[Collection entries]
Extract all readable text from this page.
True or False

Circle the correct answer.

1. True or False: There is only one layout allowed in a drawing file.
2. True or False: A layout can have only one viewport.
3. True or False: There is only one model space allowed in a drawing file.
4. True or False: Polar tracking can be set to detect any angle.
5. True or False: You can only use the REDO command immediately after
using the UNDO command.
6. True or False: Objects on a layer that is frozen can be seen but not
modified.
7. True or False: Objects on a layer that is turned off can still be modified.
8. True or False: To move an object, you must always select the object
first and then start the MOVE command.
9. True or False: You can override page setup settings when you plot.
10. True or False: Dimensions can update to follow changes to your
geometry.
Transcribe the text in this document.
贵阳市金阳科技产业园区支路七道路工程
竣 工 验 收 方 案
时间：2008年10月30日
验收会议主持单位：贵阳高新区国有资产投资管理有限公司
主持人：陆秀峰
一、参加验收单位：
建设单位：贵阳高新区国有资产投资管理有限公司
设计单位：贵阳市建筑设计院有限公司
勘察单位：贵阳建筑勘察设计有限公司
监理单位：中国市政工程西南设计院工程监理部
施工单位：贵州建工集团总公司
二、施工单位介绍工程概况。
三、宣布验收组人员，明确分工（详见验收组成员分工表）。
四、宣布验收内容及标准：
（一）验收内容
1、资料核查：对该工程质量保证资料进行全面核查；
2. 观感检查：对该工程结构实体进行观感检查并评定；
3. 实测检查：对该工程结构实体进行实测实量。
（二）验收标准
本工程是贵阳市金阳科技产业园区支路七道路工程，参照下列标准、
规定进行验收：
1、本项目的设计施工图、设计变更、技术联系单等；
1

• _REQUIREMENT_
Tally the lines in the records above that contain the word "this", and give only that number.

• _RESPONSE_
2